**INSTRUCTION:** Please render the data as a Markdown table with the columns Row and Data line, starting at the first line of the data and ending at the line that contains "confidence-signal-icon[interactable] — [187, 114, 203, 132]", both included, and nothing past it. Leave out any blank lines.

**EXTRACTED ENTRIES:**
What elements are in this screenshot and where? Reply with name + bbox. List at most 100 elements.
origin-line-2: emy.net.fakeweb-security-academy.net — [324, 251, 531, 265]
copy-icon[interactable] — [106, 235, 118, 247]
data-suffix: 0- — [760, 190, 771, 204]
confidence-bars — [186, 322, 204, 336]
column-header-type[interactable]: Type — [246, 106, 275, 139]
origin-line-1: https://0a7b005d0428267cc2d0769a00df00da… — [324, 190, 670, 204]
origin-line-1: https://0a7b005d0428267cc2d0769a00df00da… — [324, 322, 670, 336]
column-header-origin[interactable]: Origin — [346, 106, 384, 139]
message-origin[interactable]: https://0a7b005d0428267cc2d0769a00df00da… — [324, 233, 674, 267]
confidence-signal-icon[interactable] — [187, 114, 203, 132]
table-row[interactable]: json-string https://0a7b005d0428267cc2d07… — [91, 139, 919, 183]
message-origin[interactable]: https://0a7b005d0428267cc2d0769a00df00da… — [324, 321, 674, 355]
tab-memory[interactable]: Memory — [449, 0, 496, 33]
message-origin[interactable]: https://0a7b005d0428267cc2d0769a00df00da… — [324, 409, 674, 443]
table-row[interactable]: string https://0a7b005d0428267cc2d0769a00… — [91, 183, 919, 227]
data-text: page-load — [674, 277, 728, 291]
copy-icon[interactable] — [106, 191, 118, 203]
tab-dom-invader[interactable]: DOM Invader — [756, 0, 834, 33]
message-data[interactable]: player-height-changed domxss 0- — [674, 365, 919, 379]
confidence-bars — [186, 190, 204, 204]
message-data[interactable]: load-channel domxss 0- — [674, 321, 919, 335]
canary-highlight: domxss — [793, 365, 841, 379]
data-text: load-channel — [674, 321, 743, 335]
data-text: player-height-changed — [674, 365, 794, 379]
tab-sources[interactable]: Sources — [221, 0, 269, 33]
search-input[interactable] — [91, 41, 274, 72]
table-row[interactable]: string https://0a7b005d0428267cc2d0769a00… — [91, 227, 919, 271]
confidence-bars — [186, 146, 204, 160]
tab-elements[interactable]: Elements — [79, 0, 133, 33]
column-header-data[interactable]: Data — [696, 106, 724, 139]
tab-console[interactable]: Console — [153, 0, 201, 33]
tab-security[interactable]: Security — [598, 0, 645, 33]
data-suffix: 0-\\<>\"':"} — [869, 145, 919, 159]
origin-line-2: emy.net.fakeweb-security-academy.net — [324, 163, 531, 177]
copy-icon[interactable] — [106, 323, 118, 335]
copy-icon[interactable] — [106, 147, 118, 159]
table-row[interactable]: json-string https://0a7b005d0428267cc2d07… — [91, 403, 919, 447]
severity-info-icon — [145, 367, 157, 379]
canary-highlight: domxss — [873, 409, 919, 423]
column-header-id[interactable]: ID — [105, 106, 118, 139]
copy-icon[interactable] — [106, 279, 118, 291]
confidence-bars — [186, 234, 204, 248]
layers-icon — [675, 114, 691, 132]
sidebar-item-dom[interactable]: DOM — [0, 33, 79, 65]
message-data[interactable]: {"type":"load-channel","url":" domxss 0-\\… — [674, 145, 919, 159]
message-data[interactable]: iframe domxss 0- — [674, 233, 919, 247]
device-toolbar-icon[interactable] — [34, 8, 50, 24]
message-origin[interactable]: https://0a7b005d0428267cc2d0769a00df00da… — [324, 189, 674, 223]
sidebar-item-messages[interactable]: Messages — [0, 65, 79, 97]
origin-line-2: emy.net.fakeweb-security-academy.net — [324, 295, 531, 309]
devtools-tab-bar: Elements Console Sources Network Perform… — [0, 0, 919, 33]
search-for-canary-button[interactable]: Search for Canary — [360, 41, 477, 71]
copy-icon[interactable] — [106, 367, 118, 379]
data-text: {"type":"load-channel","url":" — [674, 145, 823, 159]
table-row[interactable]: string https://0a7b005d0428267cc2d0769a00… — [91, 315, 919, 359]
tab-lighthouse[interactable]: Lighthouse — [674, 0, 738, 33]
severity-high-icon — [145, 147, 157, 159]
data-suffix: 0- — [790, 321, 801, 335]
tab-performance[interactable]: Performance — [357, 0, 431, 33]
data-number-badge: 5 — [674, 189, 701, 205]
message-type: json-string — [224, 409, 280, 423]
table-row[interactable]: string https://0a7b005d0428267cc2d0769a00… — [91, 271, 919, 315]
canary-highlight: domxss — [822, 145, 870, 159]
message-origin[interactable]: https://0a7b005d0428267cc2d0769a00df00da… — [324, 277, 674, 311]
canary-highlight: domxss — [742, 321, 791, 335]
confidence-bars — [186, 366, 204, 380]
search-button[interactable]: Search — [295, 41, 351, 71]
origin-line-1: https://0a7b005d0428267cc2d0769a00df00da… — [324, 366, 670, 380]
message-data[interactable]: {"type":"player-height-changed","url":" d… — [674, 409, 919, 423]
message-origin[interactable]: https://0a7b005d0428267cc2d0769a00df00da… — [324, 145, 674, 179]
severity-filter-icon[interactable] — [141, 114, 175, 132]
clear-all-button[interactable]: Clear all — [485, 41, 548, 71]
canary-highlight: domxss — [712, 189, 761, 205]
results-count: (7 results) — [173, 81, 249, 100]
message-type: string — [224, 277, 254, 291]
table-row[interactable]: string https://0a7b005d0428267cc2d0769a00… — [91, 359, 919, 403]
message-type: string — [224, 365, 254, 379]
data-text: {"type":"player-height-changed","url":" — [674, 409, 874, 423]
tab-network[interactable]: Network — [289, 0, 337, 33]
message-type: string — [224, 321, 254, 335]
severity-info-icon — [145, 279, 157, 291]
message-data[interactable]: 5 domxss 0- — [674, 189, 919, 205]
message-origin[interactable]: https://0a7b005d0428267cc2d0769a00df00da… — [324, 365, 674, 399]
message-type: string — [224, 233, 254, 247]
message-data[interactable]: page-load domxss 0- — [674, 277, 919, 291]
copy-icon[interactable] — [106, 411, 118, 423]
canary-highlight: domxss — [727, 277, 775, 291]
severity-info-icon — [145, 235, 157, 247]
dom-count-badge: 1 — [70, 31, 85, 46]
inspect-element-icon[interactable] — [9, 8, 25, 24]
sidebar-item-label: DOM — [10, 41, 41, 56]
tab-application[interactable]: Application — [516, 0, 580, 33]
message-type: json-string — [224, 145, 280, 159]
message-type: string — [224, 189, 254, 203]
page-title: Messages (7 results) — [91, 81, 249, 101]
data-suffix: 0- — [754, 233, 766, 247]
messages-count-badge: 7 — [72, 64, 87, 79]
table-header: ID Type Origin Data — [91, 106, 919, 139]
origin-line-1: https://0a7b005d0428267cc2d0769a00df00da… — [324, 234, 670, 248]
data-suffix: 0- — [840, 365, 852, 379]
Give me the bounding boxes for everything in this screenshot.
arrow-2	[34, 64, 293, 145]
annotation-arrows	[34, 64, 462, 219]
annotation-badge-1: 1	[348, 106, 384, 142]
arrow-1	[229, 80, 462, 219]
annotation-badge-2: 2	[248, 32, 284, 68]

**WRITTEN SOLUTION:**
| Row | Data line |
|---|---|
| 1 | What elements are in this screenshot and where? Reply with name + bbox. List at most 100 elements. |
| 2 | origin-line-2: emy.net.fakeweb-security-academy.net — [324, 251, 531, 265] |
| 3 | copy-icon[interactable] — [106, 235, 118, 247] |
| 4 | data-suffix: 0- — [760, 190, 771, 204] |
| 5 | confidence-bars — [186, 322, 204, 336] |
| 6 | column-header-type[interactable]: Type — [246, 106, 275, 139] |
| 7 | origin-line-1: https://0a7b005d0428267cc2d0769a00df00da… — [324, 190, 670, 204] |
| 8 | origin-line-1: https://0a7b005d0428267cc2d0769a00df00da… — [324, 322, 670, 336] |
| 9 | column-header-origin[interactable]: Origin — [346, 106, 384, 139] |
| 10 | message-origin[interactable]: https://0a7b005d0428267cc2d0769a00df00da… — [324, 233, 674, 267] |
| 11 | confidence-signal-icon[interactable] — [187, 114, 203, 132] |